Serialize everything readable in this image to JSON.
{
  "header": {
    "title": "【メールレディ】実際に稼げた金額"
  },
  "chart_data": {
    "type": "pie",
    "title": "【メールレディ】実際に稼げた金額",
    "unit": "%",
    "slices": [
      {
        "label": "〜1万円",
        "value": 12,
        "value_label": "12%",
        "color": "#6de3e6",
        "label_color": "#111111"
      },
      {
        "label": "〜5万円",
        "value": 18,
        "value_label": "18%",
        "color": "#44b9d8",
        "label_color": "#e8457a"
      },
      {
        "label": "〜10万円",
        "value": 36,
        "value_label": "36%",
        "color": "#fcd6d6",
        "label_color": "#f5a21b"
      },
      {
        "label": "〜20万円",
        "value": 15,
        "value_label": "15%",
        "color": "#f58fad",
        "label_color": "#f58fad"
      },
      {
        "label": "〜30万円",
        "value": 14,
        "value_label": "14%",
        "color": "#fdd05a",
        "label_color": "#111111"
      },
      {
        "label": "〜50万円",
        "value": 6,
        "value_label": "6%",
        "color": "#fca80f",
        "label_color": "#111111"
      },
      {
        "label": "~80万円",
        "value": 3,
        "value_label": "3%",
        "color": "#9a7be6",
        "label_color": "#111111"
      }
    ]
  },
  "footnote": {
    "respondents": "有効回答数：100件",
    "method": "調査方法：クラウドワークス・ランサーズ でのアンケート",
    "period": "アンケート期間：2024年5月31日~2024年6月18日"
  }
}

═══

> Directive
Your task is to transcribe the material exactly.

> Written answer
Serialize everything readable in this image to JSON.
{
  "header": {
    "title": "【メールレディ】実際に稼げた金額"
  },
  "chart_data": {
    "type": "pie",
    "title": "【メールレディ】実際に稼げた金額",
    "unit": "%",
    "slices": [
      {
        "label": "〜1万円",
        "value": 12,
        "value_label": "12%",
        "color": "#6de3e6",
        "label_color": "#111111"
      },
      {
        "label": "〜5万円",
        "value": 18,
        "value_label": "18%",
        "color": "#44b9d8",
        "label_color": "#e8457a"
      },
      {
        "label": "〜10万円",
        "value": 36,
        "value_label": "36%",
        "color": "#fcd6d6",
        "label_color": "#f5a21b"
      },
      {
        "label": "〜20万円",
        "value": 15,
        "value_label": "15%",
        "color": "#f58fad",
        "label_color": "#f58fad"
      },
      {
        "label": "〜30万円",
        "value": 14,
        "value_label": "14%",
        "color": "#fdd05a",
        "label_color": "#111111"
      },
      {
        "label": "〜50万円",
        "value": 6,
        "value_label": "6%",
        "color": "#fca80f",
        "label_color": "#111111"
      },
      {
        "label": "~80万円",
        "value": 3,
        "value_label": "3%",
        "color": "#9a7be6",
        "label_color": "#111111"
      }
    ]
  },
  "footnote": {
    "respondents": "有効回答数：100件",
    "method": "調査方法：クラウドワークス・ランサーズ でのアンケート",
    "period": "アンケート期間：2024年5月31日~2024年6月18日"
  }
}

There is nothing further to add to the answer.